▶ **What this task involves**: Collect all lines below with the string "into".
Start of Given information
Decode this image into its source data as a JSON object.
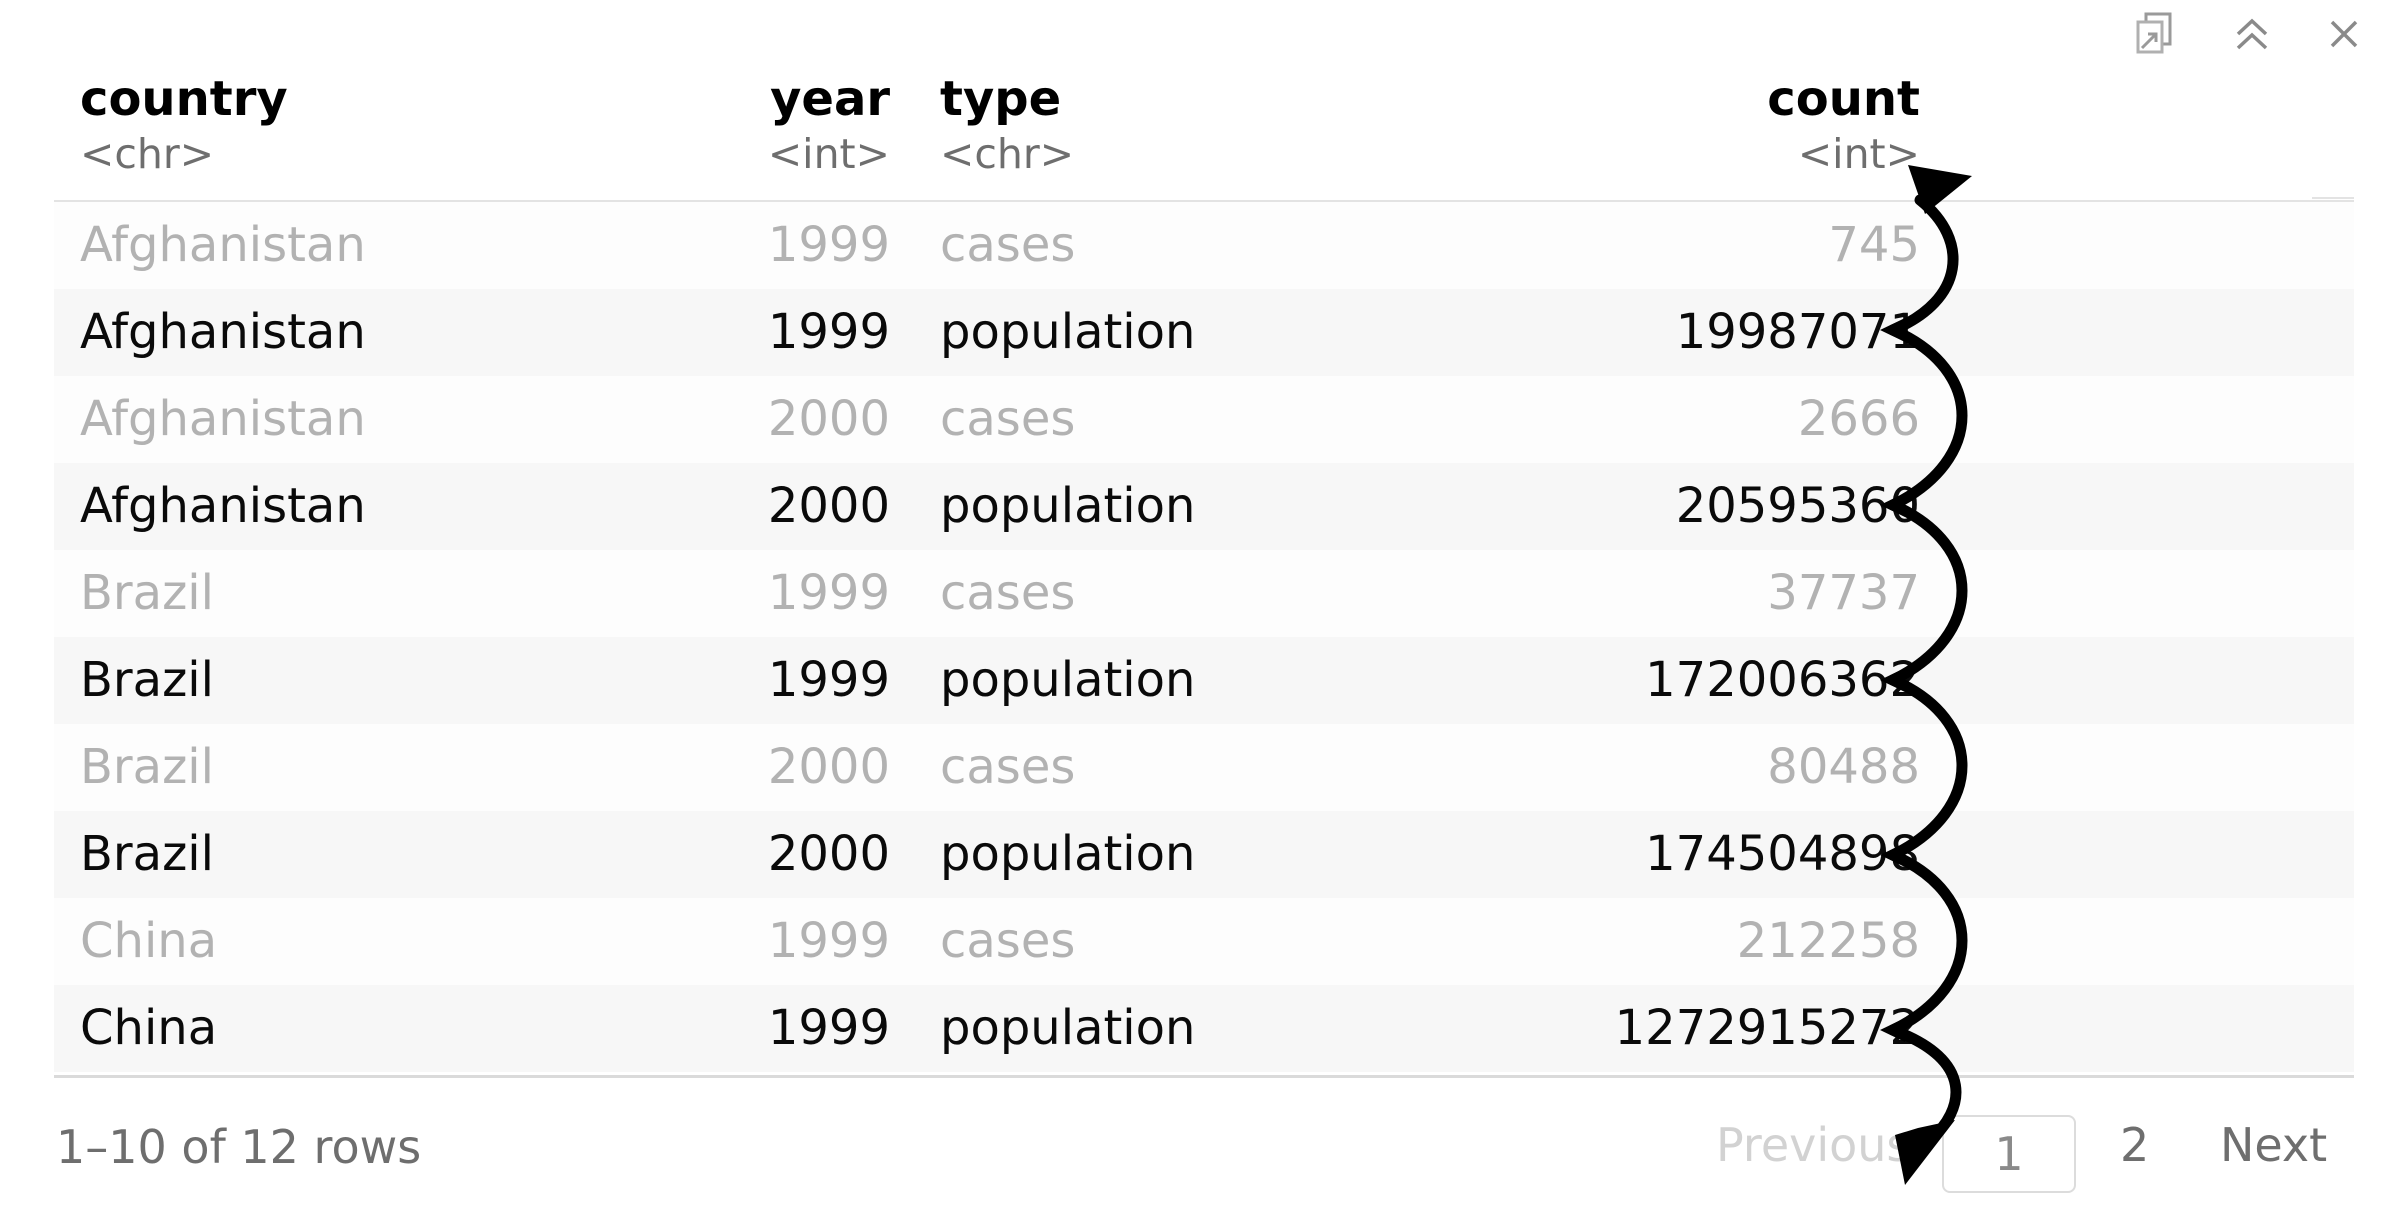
{
  "toolbar": {
    "icons": [
      "external-window-icon",
      "collapse-up-icon",
      "close-icon"
    ]
  },
  "columns": [
    {
      "name": "country",
      "type": "<chr>"
    },
    {
      "name": "year",
      "type": "<int>"
    },
    {
      "name": "type",
      "type": "<chr>"
    },
    {
      "name": "count",
      "type": "<int>"
    }
  ],
  "rows": [
    {
      "country": "Afghanistan",
      "year": "1999",
      "type": "cases",
      "count": "745"
    },
    {
      "country": "Afghanistan",
      "year": "1999",
      "type": "population",
      "count": "19987071"
    },
    {
      "country": "Afghanistan",
      "year": "2000",
      "type": "cases",
      "count": "2666"
    },
    {
      "country": "Afghanistan",
      "year": "2000",
      "type": "population",
      "count": "20595360"
    },
    {
      "country": "Brazil",
      "year": "1999",
      "type": "cases",
      "count": "37737"
    },
    {
      "country": "Brazil",
      "year": "1999",
      "type": "population",
      "count": "172006362"
    },
    {
      "country": "Brazil",
      "year": "2000",
      "type": "cases",
      "count": "80488"
    },
    {
      "country": "Brazil",
      "year": "2000",
      "type": "population",
      "count": "174504898"
    },
    {
      "country": "China",
      "year": "1999",
      "type": "cases",
      "count": "212258"
    },
    {
      "country": "China",
      "year": "1999",
      "type": "population",
      "count": "1272915272"
    }
  ],
  "footer": {
    "row_info": "1–10 of 12 rows",
    "previous_label": "Previous",
    "page_1": "1",
    "page_2": "2",
    "next_label": "Next"
  },
  "colors": {
    "muted_row_text": "#b2b2b2",
    "strong_row_text": "#0a0a0a",
    "annotation_arrow": "#000000"
  }
}
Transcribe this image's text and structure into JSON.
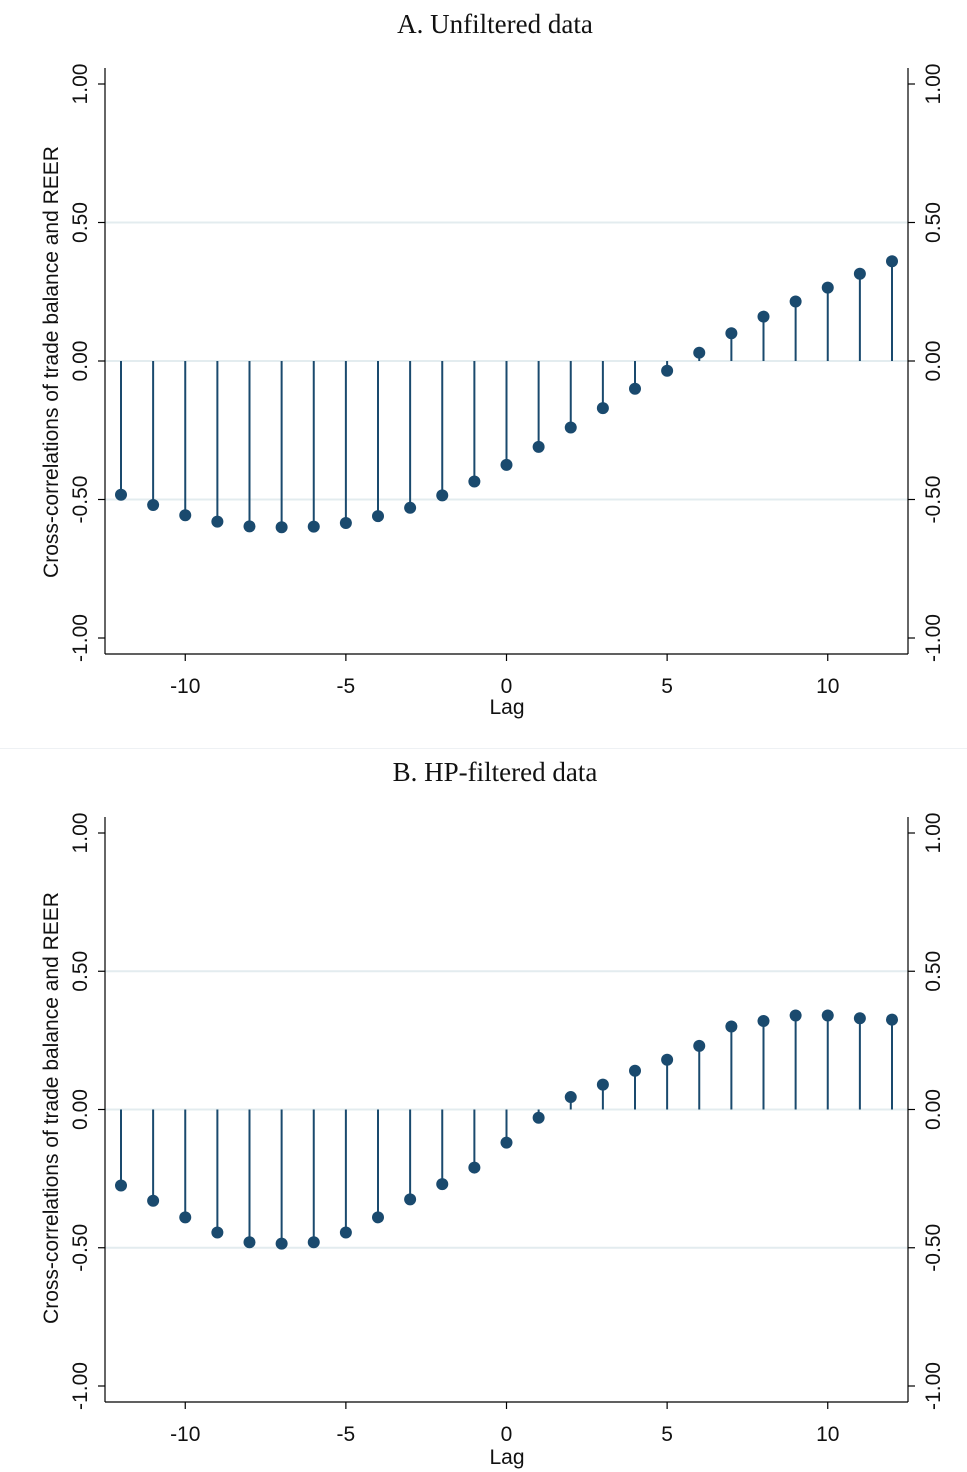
{
  "chart_data": [
    {
      "type": "stem",
      "title": "A. Unfiltered data",
      "xlabel": "Lag",
      "ylabel": "Cross-correlations of trade balance and REER",
      "xlim": [
        -12,
        12
      ],
      "ylim": [
        -1.0,
        1.0
      ],
      "xticks": [
        "-10",
        "-5",
        "0",
        "5",
        "10"
      ],
      "yticks": [
        "-1.00",
        "-0.50",
        "0.00",
        "0.50",
        "1.00"
      ],
      "grid": true,
      "x": [
        -12,
        -11,
        -10,
        -9,
        -8,
        -7,
        -6,
        -5,
        -4,
        -3,
        -2,
        -1,
        0,
        1,
        2,
        3,
        4,
        5,
        6,
        7,
        8,
        9,
        10,
        11,
        12
      ],
      "values": [
        -0.483,
        -0.52,
        -0.557,
        -0.58,
        -0.597,
        -0.6,
        -0.598,
        -0.585,
        -0.56,
        -0.53,
        -0.485,
        -0.435,
        -0.375,
        -0.31,
        -0.24,
        -0.17,
        -0.1,
        -0.035,
        0.03,
        0.1,
        0.16,
        0.215,
        0.265,
        0.315,
        0.36
      ],
      "marker_color": "#1a4a6e"
    },
    {
      "type": "stem",
      "title": "B. HP-filtered data",
      "xlabel": "Lag",
      "ylabel": "Cross-correlations of trade balance and REER",
      "xlim": [
        -12,
        12
      ],
      "ylim": [
        -1.0,
        1.0
      ],
      "xticks": [
        "-10",
        "-5",
        "0",
        "5",
        "10"
      ],
      "yticks": [
        "-1.00",
        "-0.50",
        "0.00",
        "0.50",
        "1.00"
      ],
      "grid": true,
      "x": [
        -12,
        -11,
        -10,
        -9,
        -8,
        -7,
        -6,
        -5,
        -4,
        -3,
        -2,
        -1,
        0,
        1,
        2,
        3,
        4,
        5,
        6,
        7,
        8,
        9,
        10,
        11,
        12
      ],
      "values": [
        -0.275,
        -0.33,
        -0.39,
        -0.445,
        -0.48,
        -0.485,
        -0.48,
        -0.445,
        -0.39,
        -0.325,
        -0.27,
        -0.21,
        -0.12,
        -0.03,
        0.045,
        0.09,
        0.14,
        0.18,
        0.23,
        0.3,
        0.32,
        0.34,
        0.34,
        0.33,
        0.325
      ],
      "marker_color": "#1a4a6e"
    }
  ]
}
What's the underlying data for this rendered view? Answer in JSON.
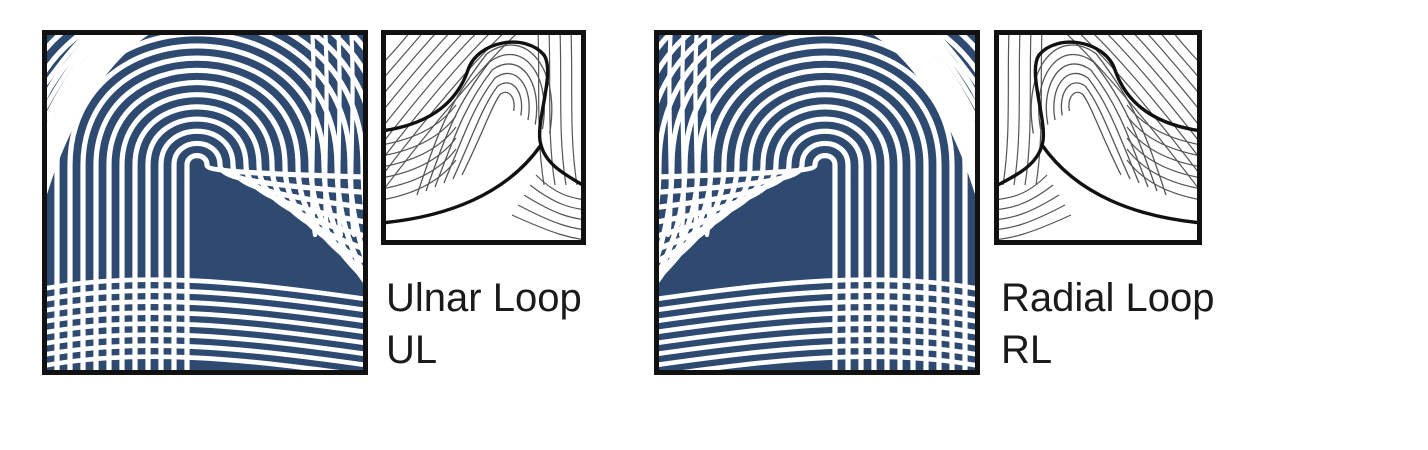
{
  "colors": {
    "ridge": "#2e4a70",
    "valley": "#ffffff",
    "border": "#111111",
    "schematic_line": "#555555",
    "delta_line": "#111111"
  },
  "patterns": [
    {
      "id": "ulnar",
      "name": "Ulnar Loop",
      "code": "UL",
      "loop_opens_toward": "right",
      "fingerprint_icon": "fingerprint-ulnar-loop-icon",
      "schematic_icon": "ulnar-loop-schematic-icon"
    },
    {
      "id": "radial",
      "name": "Radial Loop",
      "code": "RL",
      "loop_opens_toward": "left",
      "fingerprint_icon": "fingerprint-radial-loop-icon",
      "schematic_icon": "radial-loop-schematic-icon"
    }
  ]
}
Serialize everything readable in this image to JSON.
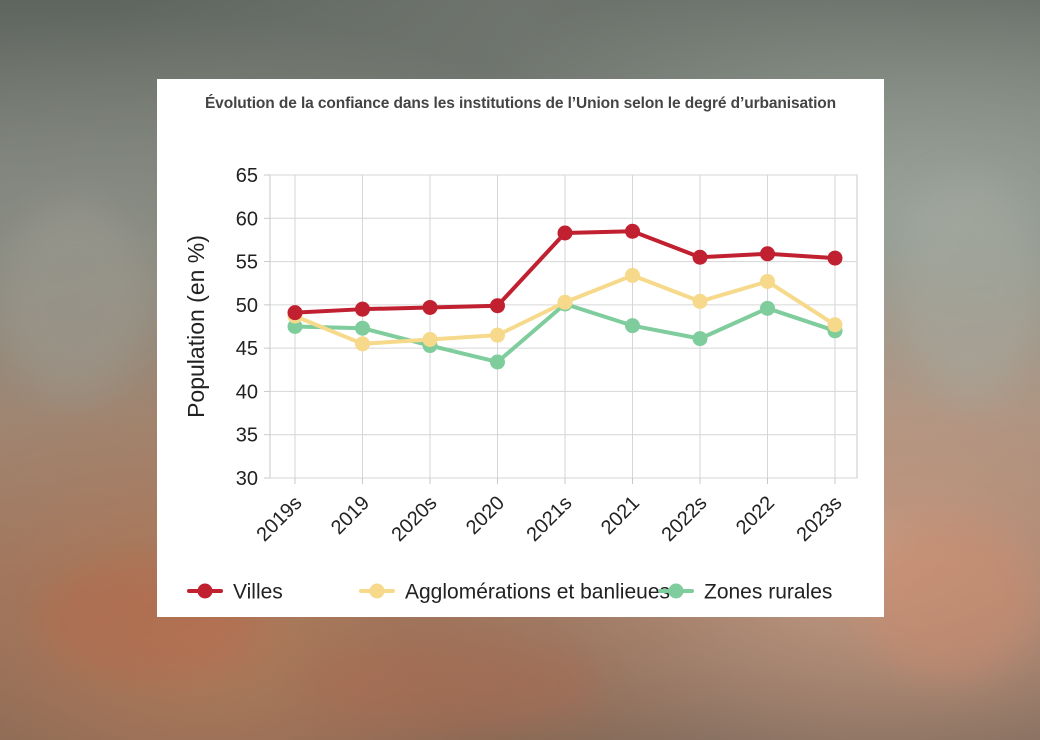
{
  "chart_data": {
    "type": "line",
    "title": "Évolution de la confiance dans les institutions de l’Union selon le degré d’urbanisation",
    "ylabel": "Population (en %)",
    "xlabel": "",
    "ylim": [
      30,
      65
    ],
    "yticks": [
      30,
      35,
      40,
      45,
      50,
      55,
      60,
      65
    ],
    "grid": true,
    "legend_position": "bottom",
    "categories": [
      "2019s",
      "2019",
      "2020s",
      "2020",
      "2021s",
      "2021",
      "2022s",
      "2022",
      "2023s"
    ],
    "series": [
      {
        "name": "Villes",
        "color": "#c0202f",
        "values": [
          49.1,
          49.5,
          49.7,
          49.9,
          58.3,
          58.5,
          55.5,
          55.9,
          55.4
        ]
      },
      {
        "name": "Agglomérations et banlieues",
        "color": "#f6d98a",
        "values": [
          48.7,
          45.5,
          46.0,
          46.5,
          50.3,
          53.4,
          50.4,
          52.7,
          47.7
        ]
      },
      {
        "name": "Zones rurales",
        "color": "#7fcc9c",
        "values": [
          47.5,
          47.3,
          45.3,
          43.4,
          50.1,
          47.6,
          46.1,
          49.6,
          47.0
        ]
      }
    ]
  }
}
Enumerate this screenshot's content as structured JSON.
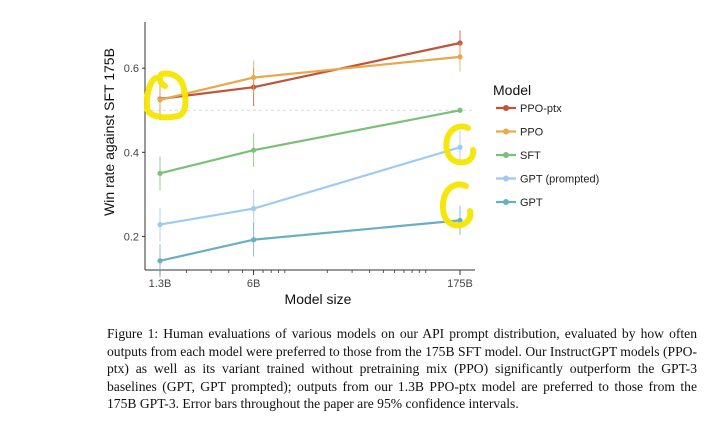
{
  "chart_data": {
    "type": "line",
    "xlabel": "Model size",
    "ylabel": "Win rate against SFT 175B",
    "x_scale": "log",
    "categories": [
      "1.3B",
      "6B",
      "175B"
    ],
    "x_values_billions": [
      1.3,
      6,
      175
    ],
    "ylim": [
      0.12,
      0.71
    ],
    "yticks": [
      0.2,
      0.4,
      0.6
    ],
    "ytick_labels": [
      "0.2",
      "0.4",
      "0.6"
    ],
    "reference_line": 0.5,
    "legend_title": "Model",
    "legend_position": "right",
    "series": [
      {
        "name": "PPO-ptx",
        "color": "#c0533a",
        "values": [
          0.527,
          0.555,
          0.66
        ],
        "errors": [
          0.05,
          0.045,
          0.03
        ]
      },
      {
        "name": "PPO",
        "color": "#e9a84c",
        "values": [
          0.525,
          0.578,
          0.627
        ],
        "errors": [
          0.045,
          0.04,
          0.035
        ]
      },
      {
        "name": "SFT",
        "color": "#7cbf79",
        "values": [
          0.35,
          0.405,
          0.5
        ],
        "errors": [
          0.04,
          0.04,
          0.0
        ]
      },
      {
        "name": "GPT (prompted)",
        "color": "#9fcaf1",
        "values": [
          0.228,
          0.266,
          0.412
        ],
        "errors": [
          0.04,
          0.045,
          0.04
        ]
      },
      {
        "name": "GPT",
        "color": "#6aaec4",
        "values": [
          0.142,
          0.192,
          0.238
        ],
        "errors": [
          0.04,
          0.04,
          0.035
        ]
      }
    ]
  },
  "caption": "Figure 1: Human evaluations of various models on our API prompt distribution, evaluated by how often outputs from each model were preferred to those from the 175B SFT model. Our InstructGPT models (PPO-ptx) as well as its variant trained without pretraining mix (PPO) significantly outperform the GPT-3 baselines (GPT, GPT prompted); outputs from our 1.3B PPO-ptx model are preferred to those from the 175B GPT-3. Error bars throughout the paper are 95% confidence intervals."
}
End of Given information
▶ **Complete output**:
Decode this image into its source data as a JSON object.
Transcribe this image's text and structure into JSON.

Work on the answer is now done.